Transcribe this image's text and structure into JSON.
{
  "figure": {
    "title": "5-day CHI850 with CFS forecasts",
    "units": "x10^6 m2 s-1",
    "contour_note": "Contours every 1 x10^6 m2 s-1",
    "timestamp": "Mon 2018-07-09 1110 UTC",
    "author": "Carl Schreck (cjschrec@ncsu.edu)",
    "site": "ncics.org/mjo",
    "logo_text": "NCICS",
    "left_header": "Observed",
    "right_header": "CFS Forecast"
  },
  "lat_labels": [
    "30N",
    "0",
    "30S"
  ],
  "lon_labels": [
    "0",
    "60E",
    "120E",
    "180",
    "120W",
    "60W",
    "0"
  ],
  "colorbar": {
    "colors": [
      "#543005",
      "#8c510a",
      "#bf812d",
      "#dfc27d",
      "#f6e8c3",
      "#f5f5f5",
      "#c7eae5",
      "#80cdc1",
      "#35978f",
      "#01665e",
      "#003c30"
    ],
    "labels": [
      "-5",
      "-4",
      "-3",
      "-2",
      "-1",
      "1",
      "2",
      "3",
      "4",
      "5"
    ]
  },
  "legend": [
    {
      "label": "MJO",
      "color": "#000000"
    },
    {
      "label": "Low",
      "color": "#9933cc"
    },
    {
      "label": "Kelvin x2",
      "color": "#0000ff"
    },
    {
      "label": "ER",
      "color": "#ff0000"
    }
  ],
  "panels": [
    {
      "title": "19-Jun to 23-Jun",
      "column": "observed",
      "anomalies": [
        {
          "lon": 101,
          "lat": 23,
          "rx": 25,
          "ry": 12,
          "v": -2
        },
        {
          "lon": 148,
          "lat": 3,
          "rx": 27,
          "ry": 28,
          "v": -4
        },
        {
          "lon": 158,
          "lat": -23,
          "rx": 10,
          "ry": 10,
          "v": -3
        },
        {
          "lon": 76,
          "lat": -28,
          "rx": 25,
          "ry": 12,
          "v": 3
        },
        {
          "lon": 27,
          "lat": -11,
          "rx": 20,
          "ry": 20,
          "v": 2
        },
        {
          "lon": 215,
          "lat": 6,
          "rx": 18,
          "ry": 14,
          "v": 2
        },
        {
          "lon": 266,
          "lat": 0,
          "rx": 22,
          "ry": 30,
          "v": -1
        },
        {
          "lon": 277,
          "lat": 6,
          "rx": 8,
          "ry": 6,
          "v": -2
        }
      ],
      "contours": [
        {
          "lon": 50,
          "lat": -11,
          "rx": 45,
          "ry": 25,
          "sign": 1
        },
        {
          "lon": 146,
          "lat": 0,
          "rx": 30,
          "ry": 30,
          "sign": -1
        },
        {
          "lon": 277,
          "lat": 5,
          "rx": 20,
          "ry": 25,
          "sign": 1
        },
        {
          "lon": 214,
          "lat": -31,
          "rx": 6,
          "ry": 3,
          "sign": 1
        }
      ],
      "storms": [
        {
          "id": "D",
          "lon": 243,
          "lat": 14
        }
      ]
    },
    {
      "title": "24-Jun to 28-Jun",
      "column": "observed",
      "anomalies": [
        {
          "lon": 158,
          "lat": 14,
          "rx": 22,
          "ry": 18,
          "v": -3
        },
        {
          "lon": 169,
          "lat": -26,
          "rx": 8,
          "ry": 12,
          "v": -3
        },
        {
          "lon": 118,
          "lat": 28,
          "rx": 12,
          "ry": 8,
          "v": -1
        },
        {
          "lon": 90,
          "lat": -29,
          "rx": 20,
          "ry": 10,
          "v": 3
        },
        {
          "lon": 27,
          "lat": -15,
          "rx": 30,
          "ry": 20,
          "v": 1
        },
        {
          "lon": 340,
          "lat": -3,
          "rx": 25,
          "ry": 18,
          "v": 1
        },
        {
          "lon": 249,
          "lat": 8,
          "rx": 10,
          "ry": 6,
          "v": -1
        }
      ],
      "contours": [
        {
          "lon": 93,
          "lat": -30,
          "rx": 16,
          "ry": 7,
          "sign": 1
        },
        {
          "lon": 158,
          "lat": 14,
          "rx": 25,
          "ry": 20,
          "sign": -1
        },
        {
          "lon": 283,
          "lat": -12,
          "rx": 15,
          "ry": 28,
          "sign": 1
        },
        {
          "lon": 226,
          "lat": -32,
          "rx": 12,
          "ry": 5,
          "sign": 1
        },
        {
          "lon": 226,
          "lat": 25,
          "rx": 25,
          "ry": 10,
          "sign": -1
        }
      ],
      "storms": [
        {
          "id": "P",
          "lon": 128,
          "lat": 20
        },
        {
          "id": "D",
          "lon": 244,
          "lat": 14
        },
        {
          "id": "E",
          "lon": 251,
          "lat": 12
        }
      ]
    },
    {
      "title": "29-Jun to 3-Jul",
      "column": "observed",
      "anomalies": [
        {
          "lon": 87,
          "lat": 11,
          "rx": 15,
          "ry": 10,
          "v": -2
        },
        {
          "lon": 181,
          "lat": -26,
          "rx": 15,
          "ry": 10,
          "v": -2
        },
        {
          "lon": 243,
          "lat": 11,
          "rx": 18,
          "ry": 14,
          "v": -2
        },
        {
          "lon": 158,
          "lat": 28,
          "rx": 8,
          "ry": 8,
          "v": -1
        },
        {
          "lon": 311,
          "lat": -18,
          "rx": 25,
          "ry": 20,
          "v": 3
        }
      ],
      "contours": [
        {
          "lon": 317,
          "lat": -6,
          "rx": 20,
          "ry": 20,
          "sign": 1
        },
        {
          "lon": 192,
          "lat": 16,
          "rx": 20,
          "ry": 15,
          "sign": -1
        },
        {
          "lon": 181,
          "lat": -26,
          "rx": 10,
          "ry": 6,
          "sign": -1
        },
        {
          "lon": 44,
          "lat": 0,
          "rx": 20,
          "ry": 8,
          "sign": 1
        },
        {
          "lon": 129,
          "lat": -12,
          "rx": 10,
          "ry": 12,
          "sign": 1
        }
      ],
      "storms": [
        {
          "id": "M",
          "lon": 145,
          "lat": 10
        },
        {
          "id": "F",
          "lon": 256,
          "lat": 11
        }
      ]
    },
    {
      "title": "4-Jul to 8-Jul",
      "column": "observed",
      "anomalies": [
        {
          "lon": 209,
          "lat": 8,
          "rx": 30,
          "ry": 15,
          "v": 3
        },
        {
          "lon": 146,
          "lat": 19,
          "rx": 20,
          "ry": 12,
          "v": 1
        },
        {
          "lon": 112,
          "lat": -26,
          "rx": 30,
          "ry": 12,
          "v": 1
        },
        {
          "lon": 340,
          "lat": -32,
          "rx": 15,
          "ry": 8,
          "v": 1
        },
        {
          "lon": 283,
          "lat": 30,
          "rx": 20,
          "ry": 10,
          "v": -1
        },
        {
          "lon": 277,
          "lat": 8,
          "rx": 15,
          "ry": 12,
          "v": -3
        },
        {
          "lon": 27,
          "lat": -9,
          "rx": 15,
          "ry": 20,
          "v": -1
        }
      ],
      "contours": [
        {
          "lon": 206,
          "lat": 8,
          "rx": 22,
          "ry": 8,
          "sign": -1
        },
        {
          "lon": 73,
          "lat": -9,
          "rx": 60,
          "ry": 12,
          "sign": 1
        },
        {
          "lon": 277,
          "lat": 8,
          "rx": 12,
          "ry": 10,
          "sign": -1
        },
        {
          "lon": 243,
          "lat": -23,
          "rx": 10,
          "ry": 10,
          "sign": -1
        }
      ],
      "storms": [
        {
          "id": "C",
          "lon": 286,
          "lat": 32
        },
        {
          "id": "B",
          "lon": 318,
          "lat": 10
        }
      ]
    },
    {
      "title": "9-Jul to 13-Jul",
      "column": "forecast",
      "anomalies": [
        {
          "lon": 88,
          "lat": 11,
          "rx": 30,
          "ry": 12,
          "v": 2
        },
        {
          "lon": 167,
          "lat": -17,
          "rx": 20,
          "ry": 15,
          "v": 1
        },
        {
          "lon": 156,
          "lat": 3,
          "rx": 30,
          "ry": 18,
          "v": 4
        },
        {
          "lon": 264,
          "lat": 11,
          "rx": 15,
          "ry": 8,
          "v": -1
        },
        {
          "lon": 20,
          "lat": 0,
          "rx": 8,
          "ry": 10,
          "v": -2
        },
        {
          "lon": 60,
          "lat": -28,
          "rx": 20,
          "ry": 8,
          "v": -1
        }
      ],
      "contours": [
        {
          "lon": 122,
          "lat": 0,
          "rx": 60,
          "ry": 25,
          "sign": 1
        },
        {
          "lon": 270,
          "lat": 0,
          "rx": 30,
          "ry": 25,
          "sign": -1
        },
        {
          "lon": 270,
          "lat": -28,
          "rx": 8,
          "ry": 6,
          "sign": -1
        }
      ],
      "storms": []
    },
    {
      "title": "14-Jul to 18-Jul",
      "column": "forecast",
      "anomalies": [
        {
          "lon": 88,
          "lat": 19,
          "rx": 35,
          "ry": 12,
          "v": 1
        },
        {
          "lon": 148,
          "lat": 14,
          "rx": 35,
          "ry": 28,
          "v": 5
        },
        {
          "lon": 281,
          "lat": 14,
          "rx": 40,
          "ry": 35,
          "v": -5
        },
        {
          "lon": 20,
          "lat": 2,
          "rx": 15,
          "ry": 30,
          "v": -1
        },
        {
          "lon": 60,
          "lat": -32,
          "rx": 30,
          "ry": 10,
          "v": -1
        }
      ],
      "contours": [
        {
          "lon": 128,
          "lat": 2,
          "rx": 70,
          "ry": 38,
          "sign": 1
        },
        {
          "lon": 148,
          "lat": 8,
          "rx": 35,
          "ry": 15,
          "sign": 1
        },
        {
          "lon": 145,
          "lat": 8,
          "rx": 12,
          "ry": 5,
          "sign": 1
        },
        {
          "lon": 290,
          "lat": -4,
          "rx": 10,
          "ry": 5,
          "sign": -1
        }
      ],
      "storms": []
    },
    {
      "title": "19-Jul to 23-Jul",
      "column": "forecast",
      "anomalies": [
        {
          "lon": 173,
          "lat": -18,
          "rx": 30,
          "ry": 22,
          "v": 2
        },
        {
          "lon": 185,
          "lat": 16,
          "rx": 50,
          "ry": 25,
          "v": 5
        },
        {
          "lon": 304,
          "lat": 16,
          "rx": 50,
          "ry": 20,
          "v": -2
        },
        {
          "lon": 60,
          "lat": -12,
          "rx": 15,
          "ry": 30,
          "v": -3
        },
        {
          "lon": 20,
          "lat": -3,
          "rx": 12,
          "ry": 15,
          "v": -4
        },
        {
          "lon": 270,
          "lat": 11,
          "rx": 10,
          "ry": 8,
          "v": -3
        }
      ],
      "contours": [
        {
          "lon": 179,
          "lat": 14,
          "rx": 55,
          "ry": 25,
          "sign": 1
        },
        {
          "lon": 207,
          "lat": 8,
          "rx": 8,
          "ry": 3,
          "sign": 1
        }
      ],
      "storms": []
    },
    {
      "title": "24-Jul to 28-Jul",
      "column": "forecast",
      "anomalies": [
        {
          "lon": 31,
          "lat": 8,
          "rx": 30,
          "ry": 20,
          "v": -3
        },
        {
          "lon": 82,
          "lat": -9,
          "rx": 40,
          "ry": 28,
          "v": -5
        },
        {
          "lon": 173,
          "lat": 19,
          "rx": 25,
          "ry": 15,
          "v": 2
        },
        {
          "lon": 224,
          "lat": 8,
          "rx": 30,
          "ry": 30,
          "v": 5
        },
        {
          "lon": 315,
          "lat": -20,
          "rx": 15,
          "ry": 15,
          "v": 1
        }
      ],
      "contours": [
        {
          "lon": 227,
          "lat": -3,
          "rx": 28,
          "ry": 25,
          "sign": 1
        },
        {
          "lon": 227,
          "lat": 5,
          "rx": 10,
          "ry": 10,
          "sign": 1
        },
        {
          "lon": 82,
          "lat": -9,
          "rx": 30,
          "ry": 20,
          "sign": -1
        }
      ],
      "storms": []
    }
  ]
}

= = = = = = =

**Your objective**
Look through the material above and pick out each line holding the word "title".

**Task response**
    "title": "5-day CHI850 with CFS forecasts",
      "title": "19-Jun to 23-Jun",
      "title": "24-Jun to 28-Jun",
      "title": "29-Jun to 3-Jul",
      "title": "4-Jul to 8-Jul",
      "title": "9-Jul to 13-Jul",
      "title": "14-Jul to 18-Jul",
      "title": "19-Jul to 23-Jul",
      "title": "24-Jul to 28-Jul",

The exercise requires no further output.